» TASK PROMPT: Find the line with "Output a JSON" and the line with "Serialize everything readable", then repeat both of them and every line in between exactly. Omit the pictures.

[Dataset entries]
* * * * * * * * *
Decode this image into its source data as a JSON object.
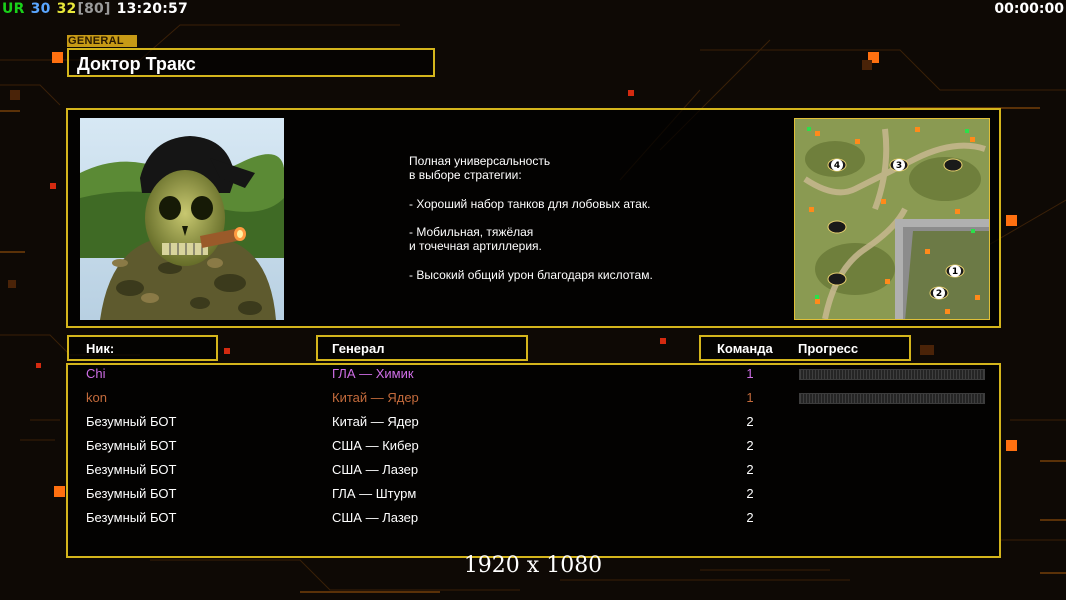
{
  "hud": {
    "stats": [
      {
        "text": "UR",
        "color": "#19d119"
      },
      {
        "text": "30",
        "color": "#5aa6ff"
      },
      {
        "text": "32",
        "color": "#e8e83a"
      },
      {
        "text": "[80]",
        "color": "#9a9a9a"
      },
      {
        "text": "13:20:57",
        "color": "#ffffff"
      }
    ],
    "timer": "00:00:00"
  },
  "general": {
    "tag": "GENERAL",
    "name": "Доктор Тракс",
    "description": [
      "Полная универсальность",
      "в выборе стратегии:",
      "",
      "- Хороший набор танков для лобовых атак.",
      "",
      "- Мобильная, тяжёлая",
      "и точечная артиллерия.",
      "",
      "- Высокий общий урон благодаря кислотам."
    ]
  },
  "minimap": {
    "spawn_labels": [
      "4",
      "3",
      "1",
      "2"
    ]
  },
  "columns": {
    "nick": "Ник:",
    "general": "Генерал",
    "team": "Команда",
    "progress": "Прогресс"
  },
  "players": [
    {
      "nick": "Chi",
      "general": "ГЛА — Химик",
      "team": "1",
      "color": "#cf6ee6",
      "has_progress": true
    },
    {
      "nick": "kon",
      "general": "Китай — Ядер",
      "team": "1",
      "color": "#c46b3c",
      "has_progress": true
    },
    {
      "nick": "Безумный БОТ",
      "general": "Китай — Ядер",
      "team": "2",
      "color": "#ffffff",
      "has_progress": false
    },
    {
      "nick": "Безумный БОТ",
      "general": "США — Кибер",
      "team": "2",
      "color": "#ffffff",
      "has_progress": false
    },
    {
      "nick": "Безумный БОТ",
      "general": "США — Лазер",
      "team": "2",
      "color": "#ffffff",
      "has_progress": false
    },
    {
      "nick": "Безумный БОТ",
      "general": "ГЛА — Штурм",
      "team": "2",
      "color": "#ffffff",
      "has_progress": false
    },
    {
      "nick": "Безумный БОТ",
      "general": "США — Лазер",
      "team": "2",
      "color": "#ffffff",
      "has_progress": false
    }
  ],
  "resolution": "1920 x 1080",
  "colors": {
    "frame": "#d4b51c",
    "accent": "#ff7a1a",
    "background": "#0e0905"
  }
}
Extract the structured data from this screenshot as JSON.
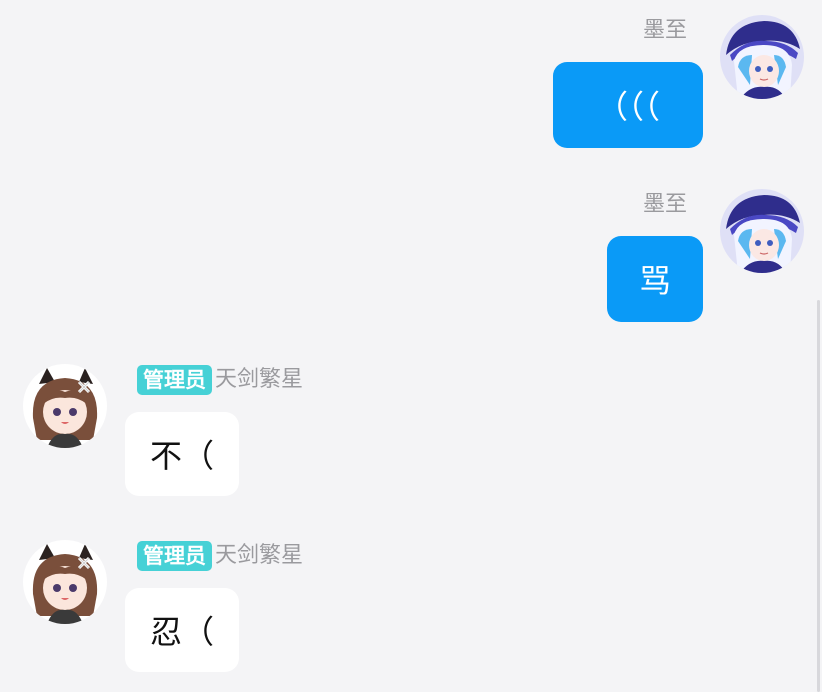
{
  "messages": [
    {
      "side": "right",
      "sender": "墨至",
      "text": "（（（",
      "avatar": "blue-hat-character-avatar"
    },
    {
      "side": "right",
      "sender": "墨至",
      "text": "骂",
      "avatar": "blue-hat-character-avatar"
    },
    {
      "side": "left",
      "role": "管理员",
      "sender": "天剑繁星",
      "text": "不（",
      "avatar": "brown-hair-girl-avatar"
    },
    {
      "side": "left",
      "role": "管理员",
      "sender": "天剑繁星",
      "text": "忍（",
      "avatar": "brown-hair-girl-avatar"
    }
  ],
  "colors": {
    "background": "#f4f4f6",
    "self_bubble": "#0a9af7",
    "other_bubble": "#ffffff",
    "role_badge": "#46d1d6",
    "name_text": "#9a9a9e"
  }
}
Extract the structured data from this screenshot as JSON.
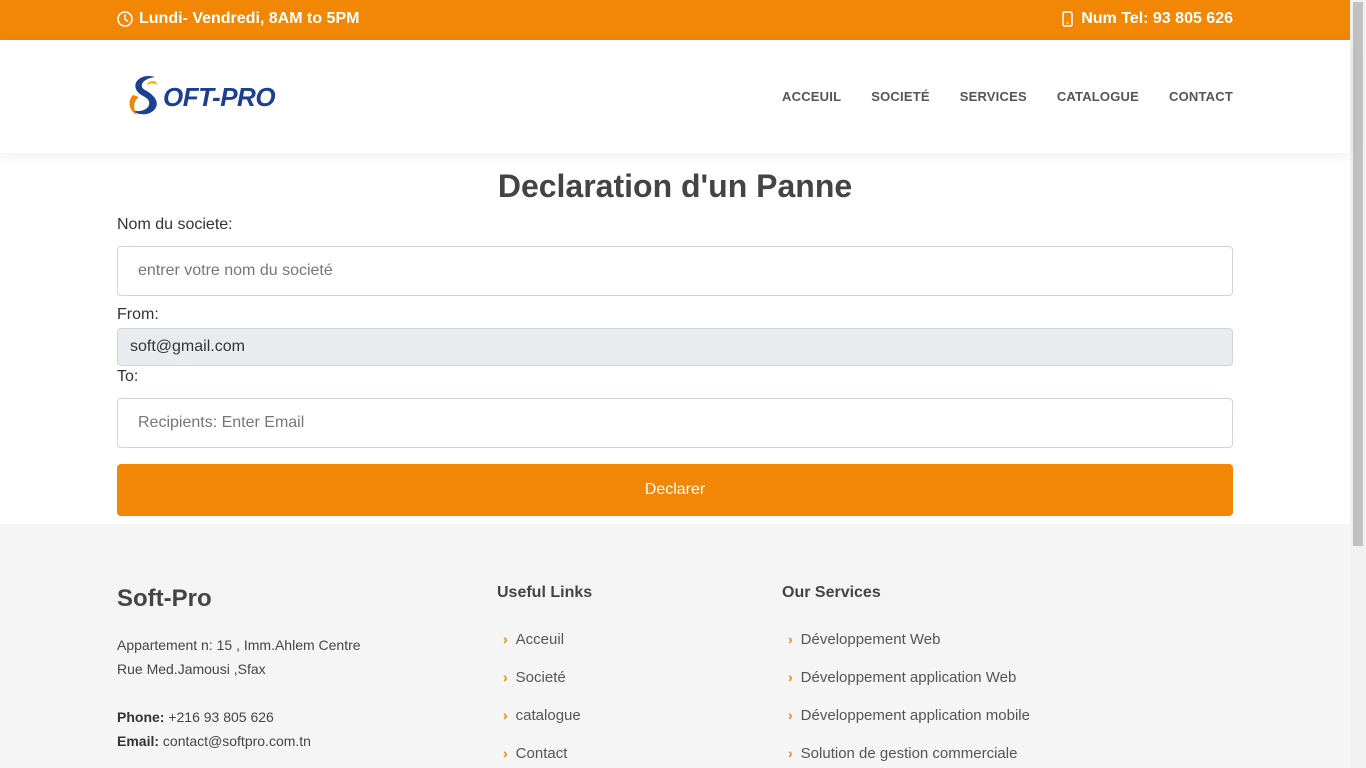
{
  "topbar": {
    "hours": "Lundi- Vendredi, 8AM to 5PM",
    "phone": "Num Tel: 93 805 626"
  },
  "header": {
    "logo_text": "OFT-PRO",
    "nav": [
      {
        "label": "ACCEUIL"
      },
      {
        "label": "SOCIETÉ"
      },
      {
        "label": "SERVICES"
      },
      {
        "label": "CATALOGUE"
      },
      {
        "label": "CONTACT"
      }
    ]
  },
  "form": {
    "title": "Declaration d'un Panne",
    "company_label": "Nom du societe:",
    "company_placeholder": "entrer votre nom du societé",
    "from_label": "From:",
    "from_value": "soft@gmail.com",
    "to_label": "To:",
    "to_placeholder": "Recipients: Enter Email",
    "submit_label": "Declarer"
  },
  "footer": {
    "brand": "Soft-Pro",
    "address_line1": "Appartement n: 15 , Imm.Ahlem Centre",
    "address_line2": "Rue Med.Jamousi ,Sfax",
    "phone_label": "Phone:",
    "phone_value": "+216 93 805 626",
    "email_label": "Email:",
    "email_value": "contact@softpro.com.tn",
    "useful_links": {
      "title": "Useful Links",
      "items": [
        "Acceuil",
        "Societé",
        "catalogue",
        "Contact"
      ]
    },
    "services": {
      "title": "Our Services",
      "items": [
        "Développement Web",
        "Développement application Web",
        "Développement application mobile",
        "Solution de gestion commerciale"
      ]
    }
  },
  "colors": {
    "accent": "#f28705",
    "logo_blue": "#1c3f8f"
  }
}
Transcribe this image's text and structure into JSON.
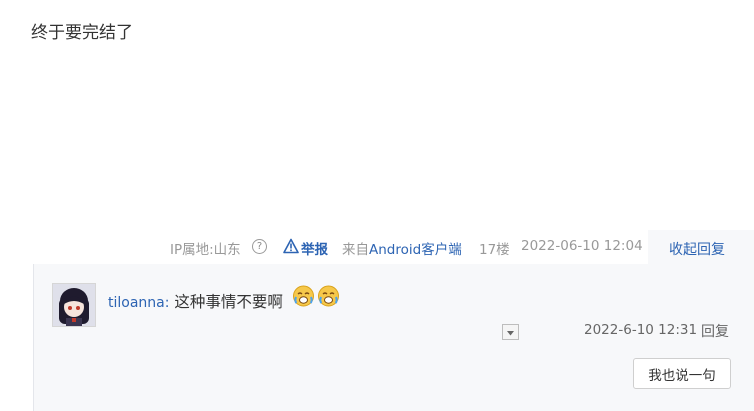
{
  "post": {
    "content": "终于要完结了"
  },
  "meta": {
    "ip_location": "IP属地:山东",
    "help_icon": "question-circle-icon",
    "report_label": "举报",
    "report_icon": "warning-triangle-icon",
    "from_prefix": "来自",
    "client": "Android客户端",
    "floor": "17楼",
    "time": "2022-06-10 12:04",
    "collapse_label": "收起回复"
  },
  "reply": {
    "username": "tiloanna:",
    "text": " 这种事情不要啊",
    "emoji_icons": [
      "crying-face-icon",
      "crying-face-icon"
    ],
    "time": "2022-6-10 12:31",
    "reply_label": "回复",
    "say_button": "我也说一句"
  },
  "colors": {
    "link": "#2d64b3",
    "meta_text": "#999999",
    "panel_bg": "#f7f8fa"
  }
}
* * * * * * * * *
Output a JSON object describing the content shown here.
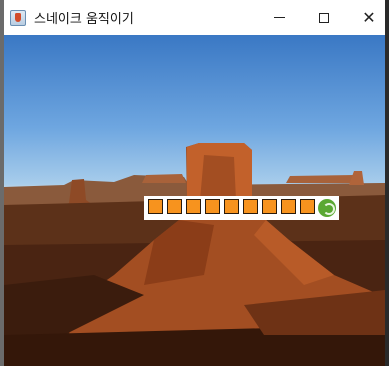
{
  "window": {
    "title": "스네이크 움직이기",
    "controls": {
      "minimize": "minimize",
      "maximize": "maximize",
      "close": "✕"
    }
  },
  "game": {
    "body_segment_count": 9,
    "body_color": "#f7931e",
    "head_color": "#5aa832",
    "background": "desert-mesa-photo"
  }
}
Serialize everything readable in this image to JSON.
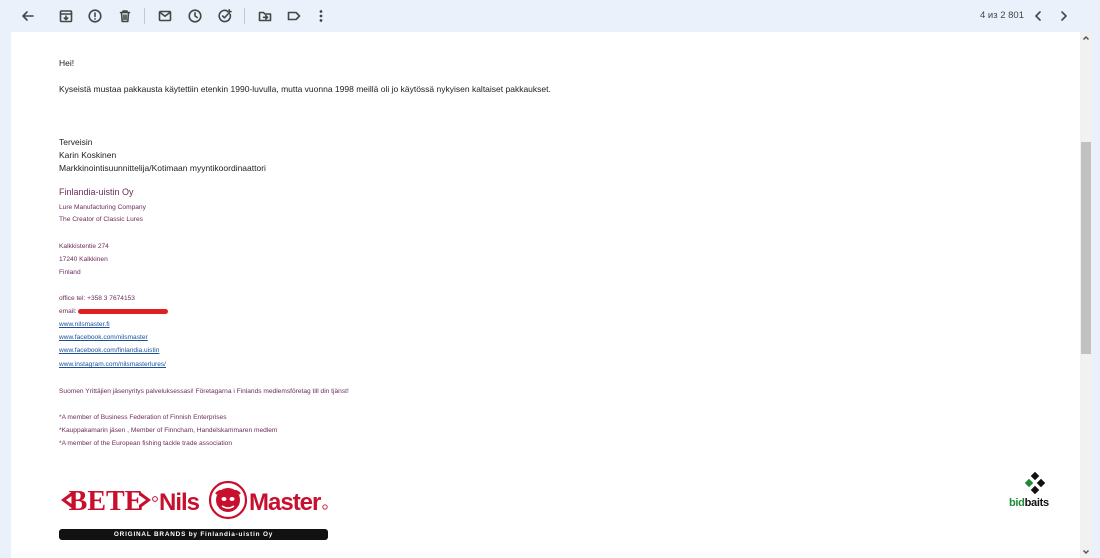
* * * * * * * * *
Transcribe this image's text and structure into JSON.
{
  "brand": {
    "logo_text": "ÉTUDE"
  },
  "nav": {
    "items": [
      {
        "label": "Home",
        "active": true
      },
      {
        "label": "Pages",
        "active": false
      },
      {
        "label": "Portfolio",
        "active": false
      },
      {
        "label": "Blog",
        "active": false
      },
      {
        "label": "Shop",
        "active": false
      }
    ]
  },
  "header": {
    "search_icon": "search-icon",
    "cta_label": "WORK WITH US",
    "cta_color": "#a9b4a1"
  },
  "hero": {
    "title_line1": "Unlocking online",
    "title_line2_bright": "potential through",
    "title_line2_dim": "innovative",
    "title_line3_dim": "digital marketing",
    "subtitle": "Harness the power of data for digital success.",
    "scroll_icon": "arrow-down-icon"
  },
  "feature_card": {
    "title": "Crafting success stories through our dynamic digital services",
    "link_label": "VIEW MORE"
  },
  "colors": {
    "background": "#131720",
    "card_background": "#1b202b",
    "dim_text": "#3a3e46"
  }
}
* * * * * * * * *
» ANSWER:
Output a JSON object describing the content shown here.
{
  "window": {
    "title": "스네이크 움직이기",
    "controls": {
      "minimize": "minimize",
      "maximize": "maximize",
      "close": "✕"
    }
  },
  "game": {
    "body_segment_count": 9,
    "body_color": "#f7931e",
    "head_color": "#5aa832",
    "background": "desert-mesa-photo"
  }
}
Serialize everything readable in this image to JSON.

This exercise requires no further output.